* begin *
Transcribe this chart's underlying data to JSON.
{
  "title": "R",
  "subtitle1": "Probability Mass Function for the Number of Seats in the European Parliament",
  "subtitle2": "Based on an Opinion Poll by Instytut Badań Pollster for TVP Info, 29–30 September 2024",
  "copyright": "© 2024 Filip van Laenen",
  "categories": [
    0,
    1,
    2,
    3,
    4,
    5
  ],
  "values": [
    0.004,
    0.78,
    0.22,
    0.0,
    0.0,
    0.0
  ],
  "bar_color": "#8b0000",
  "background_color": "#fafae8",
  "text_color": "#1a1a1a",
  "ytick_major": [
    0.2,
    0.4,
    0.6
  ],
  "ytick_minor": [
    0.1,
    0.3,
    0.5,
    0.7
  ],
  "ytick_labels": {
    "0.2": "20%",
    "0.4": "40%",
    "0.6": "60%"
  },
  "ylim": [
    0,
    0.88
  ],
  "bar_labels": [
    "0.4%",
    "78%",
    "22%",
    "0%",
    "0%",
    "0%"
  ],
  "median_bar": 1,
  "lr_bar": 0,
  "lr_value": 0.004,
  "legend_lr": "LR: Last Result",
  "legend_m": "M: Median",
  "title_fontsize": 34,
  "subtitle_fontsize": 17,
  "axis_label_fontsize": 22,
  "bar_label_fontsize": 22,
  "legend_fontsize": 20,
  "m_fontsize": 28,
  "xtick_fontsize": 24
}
* end *
WHAT THE TASK REQUIRES:
Exactly as written above, please repeat the entries.

ANSWER TO THE EXERCISE:
Transcribe this chart's underlying data to JSON.
{
  "title": "R",
  "subtitle1": "Probability Mass Function for the Number of Seats in the European Parliament",
  "subtitle2": "Based on an Opinion Poll by Instytut Badań Pollster for TVP Info, 29–30 September 2024",
  "copyright": "© 2024 Filip van Laenen",
  "categories": [
    0,
    1,
    2,
    3,
    4,
    5
  ],
  "values": [
    0.004,
    0.78,
    0.22,
    0.0,
    0.0,
    0.0
  ],
  "bar_color": "#8b0000",
  "background_color": "#fafae8",
  "text_color": "#1a1a1a",
  "ytick_major": [
    0.2,
    0.4,
    0.6
  ],
  "ytick_minor": [
    0.1,
    0.3,
    0.5,
    0.7
  ],
  "ytick_labels": {
    "0.2": "20%",
    "0.4": "40%",
    "0.6": "60%"
  },
  "ylim": [
    0,
    0.88
  ],
  "bar_labels": [
    "0.4%",
    "78%",
    "22%",
    "0%",
    "0%",
    "0%"
  ],
  "median_bar": 1,
  "lr_bar": 0,
  "lr_value": 0.004,
  "legend_lr": "LR: Last Result",
  "legend_m": "M: Median",
  "title_fontsize": 34,
  "subtitle_fontsize": 17,
  "axis_label_fontsize": 22,
  "bar_label_fontsize": 22,
  "legend_fontsize": 20,
  "m_fontsize": 28,
  "xtick_fontsize": 24
}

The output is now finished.